▸ Records:
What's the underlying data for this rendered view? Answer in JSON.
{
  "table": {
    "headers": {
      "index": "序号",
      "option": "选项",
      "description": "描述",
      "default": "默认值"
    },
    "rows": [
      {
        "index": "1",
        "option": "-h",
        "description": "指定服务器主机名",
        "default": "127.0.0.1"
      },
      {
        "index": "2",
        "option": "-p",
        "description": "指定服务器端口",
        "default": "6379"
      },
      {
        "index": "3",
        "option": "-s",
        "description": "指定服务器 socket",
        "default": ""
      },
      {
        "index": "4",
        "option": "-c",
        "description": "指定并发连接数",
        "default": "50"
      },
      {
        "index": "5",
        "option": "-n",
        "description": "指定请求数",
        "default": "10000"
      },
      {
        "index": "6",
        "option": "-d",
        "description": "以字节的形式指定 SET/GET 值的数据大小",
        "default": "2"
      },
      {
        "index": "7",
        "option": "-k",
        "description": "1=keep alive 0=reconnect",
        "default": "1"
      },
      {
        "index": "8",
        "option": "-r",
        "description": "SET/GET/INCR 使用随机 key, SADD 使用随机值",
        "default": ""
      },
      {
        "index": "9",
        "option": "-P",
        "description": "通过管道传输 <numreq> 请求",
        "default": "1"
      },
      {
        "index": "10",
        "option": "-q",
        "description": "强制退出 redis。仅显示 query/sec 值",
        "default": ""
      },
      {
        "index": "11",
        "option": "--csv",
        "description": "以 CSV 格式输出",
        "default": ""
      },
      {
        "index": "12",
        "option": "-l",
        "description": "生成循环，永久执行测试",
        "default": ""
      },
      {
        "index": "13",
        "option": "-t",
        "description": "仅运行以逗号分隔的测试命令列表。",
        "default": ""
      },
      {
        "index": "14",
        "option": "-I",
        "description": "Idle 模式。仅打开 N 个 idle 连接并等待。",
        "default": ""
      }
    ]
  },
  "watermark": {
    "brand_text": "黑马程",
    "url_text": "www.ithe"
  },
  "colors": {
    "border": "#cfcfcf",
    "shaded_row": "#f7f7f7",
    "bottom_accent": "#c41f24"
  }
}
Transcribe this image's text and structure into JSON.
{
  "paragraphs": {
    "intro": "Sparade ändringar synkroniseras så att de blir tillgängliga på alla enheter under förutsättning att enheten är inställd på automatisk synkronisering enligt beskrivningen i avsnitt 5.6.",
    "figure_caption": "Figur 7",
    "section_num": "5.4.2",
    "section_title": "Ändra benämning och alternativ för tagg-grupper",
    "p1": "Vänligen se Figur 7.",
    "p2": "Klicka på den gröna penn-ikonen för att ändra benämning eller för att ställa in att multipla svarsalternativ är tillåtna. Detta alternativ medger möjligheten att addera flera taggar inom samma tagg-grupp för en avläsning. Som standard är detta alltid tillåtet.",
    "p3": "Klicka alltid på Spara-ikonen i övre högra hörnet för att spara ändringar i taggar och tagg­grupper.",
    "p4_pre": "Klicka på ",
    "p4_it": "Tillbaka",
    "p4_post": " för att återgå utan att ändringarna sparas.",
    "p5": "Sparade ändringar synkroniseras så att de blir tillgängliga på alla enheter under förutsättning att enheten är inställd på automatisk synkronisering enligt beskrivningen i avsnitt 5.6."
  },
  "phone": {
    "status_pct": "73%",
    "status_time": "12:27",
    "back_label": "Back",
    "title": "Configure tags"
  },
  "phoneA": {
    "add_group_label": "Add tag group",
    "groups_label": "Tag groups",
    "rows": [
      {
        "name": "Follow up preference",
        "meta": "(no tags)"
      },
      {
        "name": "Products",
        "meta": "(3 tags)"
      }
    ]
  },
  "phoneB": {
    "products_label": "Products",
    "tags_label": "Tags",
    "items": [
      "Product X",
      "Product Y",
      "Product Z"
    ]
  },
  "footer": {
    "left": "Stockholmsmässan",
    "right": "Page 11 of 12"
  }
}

▸ What to do: Report how many lines in the data contain the word "alternativ", with no words besides the number.

▸ Result for this exercise: 2